__AIM OF THE EXERCISE__:
Repeat, line for line, the entries printed below.

◆ ◆ ◆ ◆

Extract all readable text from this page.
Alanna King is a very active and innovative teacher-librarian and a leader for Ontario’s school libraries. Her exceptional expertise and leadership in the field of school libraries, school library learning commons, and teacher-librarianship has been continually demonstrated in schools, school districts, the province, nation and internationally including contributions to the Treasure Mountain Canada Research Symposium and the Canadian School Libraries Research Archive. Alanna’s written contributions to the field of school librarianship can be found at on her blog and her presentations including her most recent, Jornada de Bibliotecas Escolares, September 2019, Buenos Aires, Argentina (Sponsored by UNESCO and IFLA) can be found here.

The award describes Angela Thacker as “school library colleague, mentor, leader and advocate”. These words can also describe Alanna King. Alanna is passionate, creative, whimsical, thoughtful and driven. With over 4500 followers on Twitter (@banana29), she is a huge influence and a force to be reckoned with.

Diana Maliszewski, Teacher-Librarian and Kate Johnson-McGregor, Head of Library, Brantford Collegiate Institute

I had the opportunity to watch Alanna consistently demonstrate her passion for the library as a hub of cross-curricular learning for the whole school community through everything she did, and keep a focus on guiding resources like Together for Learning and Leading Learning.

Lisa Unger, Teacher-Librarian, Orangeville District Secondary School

◆ ◆ ◆ ◆

__OUTPUT OF THE TASK__:
Extract all readable text from this page.
Alanna King is a very active and innovative teacher-librarian and a leader for Ontario’s school libraries. Her exceptional expertise and leadership in the field of school libraries, school library learning commons, and teacher-librarianship has been continually demonstrated in schools, school districts, the province, nation and internationally including contributions to the Treasure Mountain Canada Research Symposium and the Canadian School Libraries Research Archive. Alanna’s written contributions to the field of school librarianship can be found at on her blog and her presentations including her most recent, Jornada de Bibliotecas Escolares, September 2019, Buenos Aires, Argentina (Sponsored by UNESCO and IFLA) can be found here.

The award describes Angela Thacker as “school library colleague, mentor, leader and advocate”. These words can also describe Alanna King. Alanna is passionate, creative, whimsical, thoughtful and driven. With over 4500 followers on Twitter (@banana29), she is a huge influence and a force to be reckoned with.

Diana Maliszewski, Teacher-Librarian and Kate Johnson-McGregor, Head of Library, Brantford Collegiate Institute

I had the opportunity to watch Alanna consistently demonstrate her passion for the library as a hub of cross-curricular learning for the whole school community through everything she did, and keep a focus on guiding resources like Together for Learning and Leading Learning.

Lisa Unger, Teacher-Librarian, Orangeville District Secondary School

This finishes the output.